| Jobs |
• 1. In the passage about G. T. Deshpande, which work brought him the Sahitya Akademi Award in 1959?
• 2. Continue the biography of G. T. Deshpande from the point where the passage stops.

| Passage shown |
☆ ☆ ☆ ☆ ☆

- Born: 14 August 1910 Wadnergangai, Amravati district, Bombay Presidency (now part of Maharashtra)
- Died: 18 November 1989 (aged 79)
- Occupations: scholar, academic, poet, literary critic, professor
- Awards: 1959: Sahitya Akademi Award

Academic background
- Alma mater: Nagpur University

Academic work
- Institutions: Nagpur University, Nagpur
- Main interests: Vedas, Vedanta, Hindu philosophy

= G. T. Deshpande =

Indian writer (1910–1989)

Ganesh Trimbak Deshpande (14 August 1910 – 18 November 1989), was an Indian writer, scholar and critic from Maharashtra. Deshpande has authored more than 12 classical works. He has attained international renown and recognition by his scholarly contribution to literary treasure. His Bharatiya Sahitya Shastra work published in 1958, brought him the highest national literary distinction of Sahitya Akademi Award in 1959.

☆ ☆ ☆ ☆ ☆

| Data section |
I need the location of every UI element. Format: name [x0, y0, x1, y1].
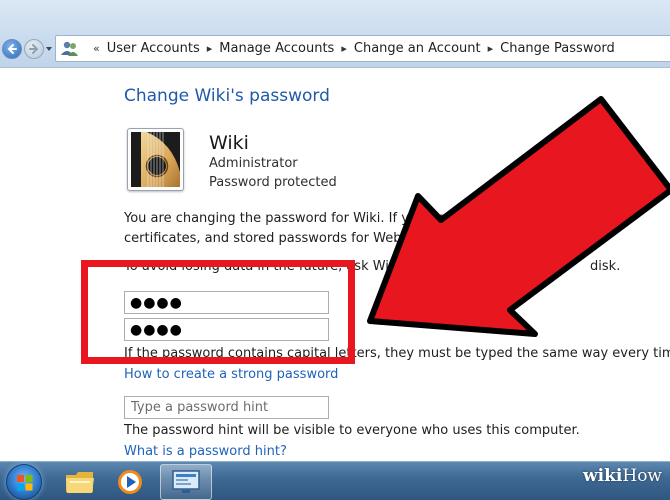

☆ ☆ ☆ ☆ ☆

| Solved tasks |
• 1. His work Bharatiya Sahitya Shastra, published in 1958.

• 2.
==Life==
G. T. Deshpande was born in
a Deshastha Brahmin family on 14 August 1910 in Wadnergangai, a village in Amravati district of Maharashtra. Deshpande studied law after his graduation with Sanskrit as one of the subjects for Bachelor of Arts in 1934 and Master of Arts in Sanskrit in 1940 from Nagpur University. Deshpande started his career as an advocate. Deshpande taught Sanskrit and Law in Shivaji Arts College, Amravati from (1946 - 1958). He later joined Department of Sanskrit in Nagpur University as professor and worked from (1959 - 1972) and was the Head of the Department of Humanities from (1968 - 1972).

==Works==
Deshpande has authored more than 12 classical works om Vedas, Alankarashastra, Grammar and Indian Philosophy.

- "Bharatiya Sahitya Shastra" (1958)
- Alankar Pradeep
- Sankhya Karika
- "Indological papers" (1971)
- "Abhinavagupta" (1989)
- "Pre-Paninian Grammar" (2011)
- "Indian Poetics" (2009)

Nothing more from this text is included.